- [Task description]: From the entries that follow, gather each line holding the word "October".

- [Material to process]:
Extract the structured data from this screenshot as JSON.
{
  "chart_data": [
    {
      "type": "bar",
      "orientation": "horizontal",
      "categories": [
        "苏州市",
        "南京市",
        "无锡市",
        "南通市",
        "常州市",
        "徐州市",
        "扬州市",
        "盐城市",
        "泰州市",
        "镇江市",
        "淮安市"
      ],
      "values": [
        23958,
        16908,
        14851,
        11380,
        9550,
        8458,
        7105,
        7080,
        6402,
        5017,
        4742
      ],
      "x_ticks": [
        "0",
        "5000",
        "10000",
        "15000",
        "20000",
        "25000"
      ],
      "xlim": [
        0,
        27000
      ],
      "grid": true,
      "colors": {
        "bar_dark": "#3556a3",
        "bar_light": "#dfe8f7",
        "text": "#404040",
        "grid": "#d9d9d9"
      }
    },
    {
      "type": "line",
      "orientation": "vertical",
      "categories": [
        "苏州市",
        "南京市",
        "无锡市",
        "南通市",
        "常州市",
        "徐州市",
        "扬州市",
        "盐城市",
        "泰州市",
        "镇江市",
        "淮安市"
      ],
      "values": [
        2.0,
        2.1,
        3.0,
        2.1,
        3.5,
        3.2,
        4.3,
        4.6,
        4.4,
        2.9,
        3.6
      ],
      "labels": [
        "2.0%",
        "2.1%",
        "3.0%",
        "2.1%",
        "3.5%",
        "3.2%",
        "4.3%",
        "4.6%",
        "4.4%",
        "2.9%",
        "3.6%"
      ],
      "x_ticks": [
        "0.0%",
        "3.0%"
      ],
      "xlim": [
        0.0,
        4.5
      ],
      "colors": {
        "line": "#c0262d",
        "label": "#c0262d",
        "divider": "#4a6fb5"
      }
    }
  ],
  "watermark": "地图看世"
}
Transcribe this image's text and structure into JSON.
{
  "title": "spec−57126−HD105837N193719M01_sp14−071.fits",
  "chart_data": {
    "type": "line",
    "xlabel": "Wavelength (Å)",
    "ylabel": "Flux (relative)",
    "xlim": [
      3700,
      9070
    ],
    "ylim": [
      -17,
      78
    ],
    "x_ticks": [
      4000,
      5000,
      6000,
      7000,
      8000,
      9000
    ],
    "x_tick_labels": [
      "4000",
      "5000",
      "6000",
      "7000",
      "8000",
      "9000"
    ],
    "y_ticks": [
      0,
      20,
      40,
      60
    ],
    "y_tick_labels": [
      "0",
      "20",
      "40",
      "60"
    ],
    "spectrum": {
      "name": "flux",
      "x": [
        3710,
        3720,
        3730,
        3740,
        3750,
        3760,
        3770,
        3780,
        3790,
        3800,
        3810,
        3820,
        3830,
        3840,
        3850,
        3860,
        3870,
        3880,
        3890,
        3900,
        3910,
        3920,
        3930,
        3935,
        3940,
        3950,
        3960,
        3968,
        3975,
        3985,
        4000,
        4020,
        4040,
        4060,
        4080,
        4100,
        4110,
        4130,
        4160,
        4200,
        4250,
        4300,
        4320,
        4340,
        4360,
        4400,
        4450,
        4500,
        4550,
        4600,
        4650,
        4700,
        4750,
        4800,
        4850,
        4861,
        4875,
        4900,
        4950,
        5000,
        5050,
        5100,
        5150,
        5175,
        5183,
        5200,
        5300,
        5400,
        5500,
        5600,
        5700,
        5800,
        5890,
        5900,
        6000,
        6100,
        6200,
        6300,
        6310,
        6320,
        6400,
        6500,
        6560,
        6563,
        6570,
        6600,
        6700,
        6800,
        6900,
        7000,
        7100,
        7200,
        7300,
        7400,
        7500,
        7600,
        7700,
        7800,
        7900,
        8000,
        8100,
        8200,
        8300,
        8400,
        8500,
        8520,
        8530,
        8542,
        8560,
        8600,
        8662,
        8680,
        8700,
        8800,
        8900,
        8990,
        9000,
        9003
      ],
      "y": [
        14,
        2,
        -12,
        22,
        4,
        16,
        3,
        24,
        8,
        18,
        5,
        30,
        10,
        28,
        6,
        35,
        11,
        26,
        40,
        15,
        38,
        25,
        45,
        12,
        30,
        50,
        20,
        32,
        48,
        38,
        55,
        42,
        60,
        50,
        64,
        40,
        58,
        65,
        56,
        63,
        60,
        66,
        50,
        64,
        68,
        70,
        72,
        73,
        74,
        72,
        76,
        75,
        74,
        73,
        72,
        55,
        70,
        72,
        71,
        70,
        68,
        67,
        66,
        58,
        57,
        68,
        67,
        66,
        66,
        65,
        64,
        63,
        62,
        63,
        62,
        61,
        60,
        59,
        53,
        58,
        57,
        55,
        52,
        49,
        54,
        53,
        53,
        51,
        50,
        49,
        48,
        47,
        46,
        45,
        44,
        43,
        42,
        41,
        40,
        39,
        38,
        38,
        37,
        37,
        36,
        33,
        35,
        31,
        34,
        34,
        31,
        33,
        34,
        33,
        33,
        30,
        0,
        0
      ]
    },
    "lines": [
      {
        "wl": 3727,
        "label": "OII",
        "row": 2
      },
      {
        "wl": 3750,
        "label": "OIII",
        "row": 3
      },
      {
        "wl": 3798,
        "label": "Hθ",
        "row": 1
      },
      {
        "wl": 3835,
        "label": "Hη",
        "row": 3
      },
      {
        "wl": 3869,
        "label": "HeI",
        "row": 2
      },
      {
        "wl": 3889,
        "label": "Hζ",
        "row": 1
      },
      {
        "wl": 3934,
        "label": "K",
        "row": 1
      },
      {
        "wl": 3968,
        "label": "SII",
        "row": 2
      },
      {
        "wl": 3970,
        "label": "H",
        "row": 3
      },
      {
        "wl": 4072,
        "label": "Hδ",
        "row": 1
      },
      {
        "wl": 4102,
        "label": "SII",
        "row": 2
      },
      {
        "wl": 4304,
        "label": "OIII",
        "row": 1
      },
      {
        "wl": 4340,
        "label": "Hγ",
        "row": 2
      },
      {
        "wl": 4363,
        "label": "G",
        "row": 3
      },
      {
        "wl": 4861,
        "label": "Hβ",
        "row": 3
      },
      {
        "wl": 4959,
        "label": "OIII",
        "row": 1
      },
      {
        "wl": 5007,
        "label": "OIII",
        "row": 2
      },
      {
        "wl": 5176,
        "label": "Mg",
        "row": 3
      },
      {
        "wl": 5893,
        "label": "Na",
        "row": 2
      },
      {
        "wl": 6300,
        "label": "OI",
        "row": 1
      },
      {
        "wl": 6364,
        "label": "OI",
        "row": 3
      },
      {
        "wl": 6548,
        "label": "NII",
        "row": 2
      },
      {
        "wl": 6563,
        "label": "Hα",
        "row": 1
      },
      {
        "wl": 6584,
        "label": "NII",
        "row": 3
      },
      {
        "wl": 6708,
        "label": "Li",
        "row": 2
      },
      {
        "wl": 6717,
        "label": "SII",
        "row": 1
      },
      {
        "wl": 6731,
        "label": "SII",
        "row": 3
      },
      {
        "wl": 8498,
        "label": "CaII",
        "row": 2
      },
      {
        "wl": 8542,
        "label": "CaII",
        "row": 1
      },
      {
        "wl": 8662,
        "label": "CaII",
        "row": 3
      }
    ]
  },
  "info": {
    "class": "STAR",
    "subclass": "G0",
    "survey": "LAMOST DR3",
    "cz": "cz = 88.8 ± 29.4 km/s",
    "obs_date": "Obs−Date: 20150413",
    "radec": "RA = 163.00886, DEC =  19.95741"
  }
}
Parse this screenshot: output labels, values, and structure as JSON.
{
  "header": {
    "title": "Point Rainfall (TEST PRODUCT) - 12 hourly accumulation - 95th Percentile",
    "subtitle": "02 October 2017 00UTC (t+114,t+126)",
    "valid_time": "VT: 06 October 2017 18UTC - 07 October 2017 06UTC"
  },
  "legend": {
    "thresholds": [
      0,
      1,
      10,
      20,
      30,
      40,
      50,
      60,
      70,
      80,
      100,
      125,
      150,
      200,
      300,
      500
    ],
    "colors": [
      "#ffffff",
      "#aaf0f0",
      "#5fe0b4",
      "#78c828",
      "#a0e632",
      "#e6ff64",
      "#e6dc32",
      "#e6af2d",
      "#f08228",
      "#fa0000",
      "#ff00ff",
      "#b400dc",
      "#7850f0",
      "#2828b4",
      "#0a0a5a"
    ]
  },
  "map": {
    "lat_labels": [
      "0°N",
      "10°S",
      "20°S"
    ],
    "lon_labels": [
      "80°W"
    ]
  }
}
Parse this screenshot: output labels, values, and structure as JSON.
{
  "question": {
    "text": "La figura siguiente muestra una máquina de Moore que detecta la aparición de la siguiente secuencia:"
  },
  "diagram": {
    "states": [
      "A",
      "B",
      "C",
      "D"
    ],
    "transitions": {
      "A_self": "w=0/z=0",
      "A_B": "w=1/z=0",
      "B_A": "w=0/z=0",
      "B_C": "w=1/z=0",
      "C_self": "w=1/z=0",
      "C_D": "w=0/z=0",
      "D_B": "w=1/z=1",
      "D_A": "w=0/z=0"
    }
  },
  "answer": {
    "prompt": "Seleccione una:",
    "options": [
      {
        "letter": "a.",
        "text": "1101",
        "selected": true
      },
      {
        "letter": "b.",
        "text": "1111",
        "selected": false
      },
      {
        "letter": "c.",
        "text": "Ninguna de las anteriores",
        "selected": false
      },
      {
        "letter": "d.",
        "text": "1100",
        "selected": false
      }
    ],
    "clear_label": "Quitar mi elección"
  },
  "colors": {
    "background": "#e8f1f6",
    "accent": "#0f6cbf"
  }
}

- [Answer to the exercise]:
    "subtitle": "02 October 2017 00UTC (t+114,t+126)",
    "valid_time": "VT: 06 October 2017 18UTC - 07 October 2017 06UTC"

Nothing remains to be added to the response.